• [Figure contents as structured data]
=======

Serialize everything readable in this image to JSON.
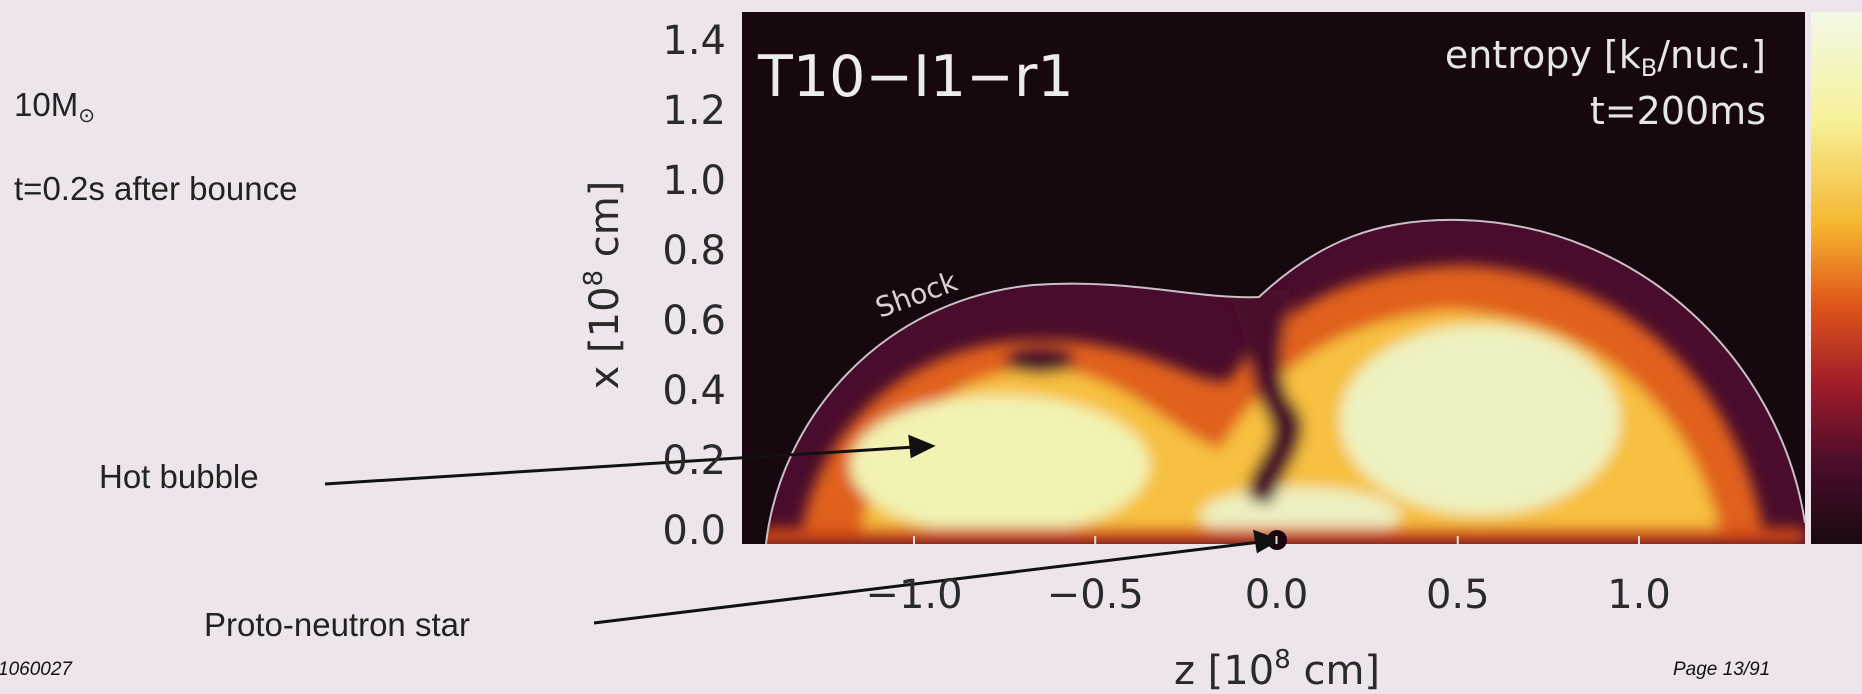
{
  "slide": {
    "mass": {
      "text": "10M",
      "sub": "⊙"
    },
    "time_note": "t=0.2s after bounce",
    "footer_id": "1060027",
    "page": "Page 13/91"
  },
  "annotations": {
    "hot_bubble": "Hot bubble",
    "proto_neutron_star": "Proto-neutron star",
    "shock": "Shock"
  },
  "plot": {
    "model": "T10−I1−r1",
    "quantity": {
      "text": "entropy [k",
      "sub": "B",
      "tail": "/nuc.]"
    },
    "time": "t=200ms",
    "y_axis": {
      "label": {
        "text": "x [10",
        "sup": "8",
        "tail": " cm]"
      },
      "ticks": [
        "1.4",
        "1.2",
        "1.0",
        "0.8",
        "0.6",
        "0.4",
        "0.2",
        "0.0"
      ]
    },
    "x_axis": {
      "label": {
        "text": "z [10",
        "sup": "8",
        "tail": " cm]"
      },
      "ticks": [
        "−1.0",
        "−0.5",
        "0.0",
        "0.5",
        "1.0"
      ]
    }
  }
}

=======

The pictures should not appear in the copy; every other part of the records above must be returned exactly.

Serialize everything readable in this image to JSON.
{
  "slide": {
    "mass": {
      "text": "10M",
      "sub": "⊙"
    },
    "time_note": "t=0.2s after bounce",
    "footer_id": "1060027",
    "page": "Page 13/91"
  },
  "annotations": {
    "hot_bubble": "Hot bubble",
    "proto_neutron_star": "Proto-neutron star",
    "shock": "Shock"
  },
  "plot": {
    "model": "T10−I1−r1",
    "quantity": {
      "text": "entropy [k",
      "sub": "B",
      "tail": "/nuc.]"
    },
    "time": "t=200ms",
    "y_axis": {
      "label": {
        "text": "x [10",
        "sup": "8",
        "tail": " cm]"
      },
      "ticks": [
        "1.4",
        "1.2",
        "1.0",
        "0.8",
        "0.6",
        "0.4",
        "0.2",
        "0.0"
      ]
    },
    "x_axis": {
      "label": {
        "text": "z [10",
        "sup": "8",
        "tail": " cm]"
      },
      "ticks": [
        "−1.0",
        "−0.5",
        "0.0",
        "0.5",
        "1.0"
      ]
    }
  }
}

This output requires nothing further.